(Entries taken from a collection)
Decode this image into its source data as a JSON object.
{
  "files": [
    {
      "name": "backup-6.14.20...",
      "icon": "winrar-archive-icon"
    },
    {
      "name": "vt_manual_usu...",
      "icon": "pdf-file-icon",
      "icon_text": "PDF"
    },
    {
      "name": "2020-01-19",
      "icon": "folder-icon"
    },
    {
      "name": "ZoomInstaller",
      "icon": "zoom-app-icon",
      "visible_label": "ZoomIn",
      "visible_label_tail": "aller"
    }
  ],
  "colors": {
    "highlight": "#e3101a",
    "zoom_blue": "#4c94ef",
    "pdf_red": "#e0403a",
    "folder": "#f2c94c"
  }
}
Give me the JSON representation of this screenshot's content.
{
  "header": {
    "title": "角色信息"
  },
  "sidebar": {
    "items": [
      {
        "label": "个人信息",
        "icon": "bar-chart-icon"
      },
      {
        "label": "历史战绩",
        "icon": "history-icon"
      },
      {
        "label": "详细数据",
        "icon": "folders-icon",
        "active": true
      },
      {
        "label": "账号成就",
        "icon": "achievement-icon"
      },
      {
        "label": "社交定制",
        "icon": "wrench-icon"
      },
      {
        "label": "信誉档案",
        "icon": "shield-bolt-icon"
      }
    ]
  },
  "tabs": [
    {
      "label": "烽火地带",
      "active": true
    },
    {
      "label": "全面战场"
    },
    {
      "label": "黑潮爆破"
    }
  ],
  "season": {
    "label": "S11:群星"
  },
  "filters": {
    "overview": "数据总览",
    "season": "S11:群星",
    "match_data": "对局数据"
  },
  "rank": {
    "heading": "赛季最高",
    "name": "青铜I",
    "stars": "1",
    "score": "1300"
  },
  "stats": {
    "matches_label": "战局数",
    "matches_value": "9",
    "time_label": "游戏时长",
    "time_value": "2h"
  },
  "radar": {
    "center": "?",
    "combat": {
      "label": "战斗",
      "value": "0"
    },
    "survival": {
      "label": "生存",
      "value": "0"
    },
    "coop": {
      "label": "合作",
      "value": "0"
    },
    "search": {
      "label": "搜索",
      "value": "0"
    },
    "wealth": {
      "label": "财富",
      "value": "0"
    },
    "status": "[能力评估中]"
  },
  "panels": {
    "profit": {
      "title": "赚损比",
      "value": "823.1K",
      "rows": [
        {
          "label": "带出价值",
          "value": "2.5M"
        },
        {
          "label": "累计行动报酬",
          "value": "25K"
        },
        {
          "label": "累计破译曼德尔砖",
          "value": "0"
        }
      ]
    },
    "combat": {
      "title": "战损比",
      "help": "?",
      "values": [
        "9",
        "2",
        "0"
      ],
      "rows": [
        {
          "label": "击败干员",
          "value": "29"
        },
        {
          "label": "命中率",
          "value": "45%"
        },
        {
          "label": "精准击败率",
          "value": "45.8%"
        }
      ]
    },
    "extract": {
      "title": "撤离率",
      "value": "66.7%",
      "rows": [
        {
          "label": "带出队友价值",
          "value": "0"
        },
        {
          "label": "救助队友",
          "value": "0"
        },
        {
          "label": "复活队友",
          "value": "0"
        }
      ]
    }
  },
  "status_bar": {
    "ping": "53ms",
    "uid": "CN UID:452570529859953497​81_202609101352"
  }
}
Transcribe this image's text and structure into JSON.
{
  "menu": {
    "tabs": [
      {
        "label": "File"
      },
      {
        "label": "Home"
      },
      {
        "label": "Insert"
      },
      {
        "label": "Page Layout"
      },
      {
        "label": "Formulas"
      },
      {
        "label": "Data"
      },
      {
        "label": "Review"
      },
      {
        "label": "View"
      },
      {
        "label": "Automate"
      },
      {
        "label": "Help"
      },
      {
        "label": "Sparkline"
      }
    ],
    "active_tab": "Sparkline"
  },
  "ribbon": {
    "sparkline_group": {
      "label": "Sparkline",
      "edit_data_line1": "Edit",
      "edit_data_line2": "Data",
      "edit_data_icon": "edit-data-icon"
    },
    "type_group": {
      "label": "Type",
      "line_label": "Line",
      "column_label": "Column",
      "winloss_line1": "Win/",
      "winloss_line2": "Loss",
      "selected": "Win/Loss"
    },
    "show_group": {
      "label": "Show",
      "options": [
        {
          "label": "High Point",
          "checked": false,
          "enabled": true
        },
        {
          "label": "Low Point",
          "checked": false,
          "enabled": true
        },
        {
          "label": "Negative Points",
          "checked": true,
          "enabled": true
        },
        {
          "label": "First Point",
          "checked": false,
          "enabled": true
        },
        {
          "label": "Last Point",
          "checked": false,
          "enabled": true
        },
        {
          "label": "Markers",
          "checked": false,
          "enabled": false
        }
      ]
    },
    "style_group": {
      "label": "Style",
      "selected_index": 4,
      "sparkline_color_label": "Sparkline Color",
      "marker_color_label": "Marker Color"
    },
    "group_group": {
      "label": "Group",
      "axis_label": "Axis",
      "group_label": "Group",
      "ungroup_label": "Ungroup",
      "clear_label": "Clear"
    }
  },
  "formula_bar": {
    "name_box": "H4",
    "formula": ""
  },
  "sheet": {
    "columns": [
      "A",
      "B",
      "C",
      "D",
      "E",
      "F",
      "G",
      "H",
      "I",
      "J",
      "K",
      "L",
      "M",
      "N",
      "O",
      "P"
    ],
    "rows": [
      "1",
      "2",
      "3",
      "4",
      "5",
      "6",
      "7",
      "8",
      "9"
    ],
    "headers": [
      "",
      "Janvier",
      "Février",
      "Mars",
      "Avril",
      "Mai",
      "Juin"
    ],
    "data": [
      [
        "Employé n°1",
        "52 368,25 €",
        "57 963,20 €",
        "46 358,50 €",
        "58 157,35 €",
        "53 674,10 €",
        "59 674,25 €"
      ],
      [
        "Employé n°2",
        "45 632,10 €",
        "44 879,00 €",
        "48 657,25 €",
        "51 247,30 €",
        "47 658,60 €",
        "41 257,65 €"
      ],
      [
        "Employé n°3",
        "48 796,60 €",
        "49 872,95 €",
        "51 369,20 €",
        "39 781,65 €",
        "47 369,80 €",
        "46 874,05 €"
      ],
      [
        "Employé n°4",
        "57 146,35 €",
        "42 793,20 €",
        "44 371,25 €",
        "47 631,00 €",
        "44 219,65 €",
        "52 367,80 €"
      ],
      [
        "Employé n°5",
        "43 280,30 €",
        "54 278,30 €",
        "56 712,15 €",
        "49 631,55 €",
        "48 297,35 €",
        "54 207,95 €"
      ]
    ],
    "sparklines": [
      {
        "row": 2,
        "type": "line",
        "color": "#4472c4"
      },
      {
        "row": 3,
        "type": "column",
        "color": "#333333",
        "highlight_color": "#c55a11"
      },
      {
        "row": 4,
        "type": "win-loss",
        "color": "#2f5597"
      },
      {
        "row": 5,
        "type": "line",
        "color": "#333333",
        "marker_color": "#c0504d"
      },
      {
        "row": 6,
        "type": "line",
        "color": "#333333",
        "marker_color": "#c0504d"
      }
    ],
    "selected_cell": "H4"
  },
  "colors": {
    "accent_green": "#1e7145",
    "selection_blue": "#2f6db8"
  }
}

- Work to do
Pick out the lines containing the string "JSON".

- Expected answer
Decode this image into its source data as a JSON object.
Give me the JSON representation of this screenshot's content.
Transcribe this image's text and structure into JSON.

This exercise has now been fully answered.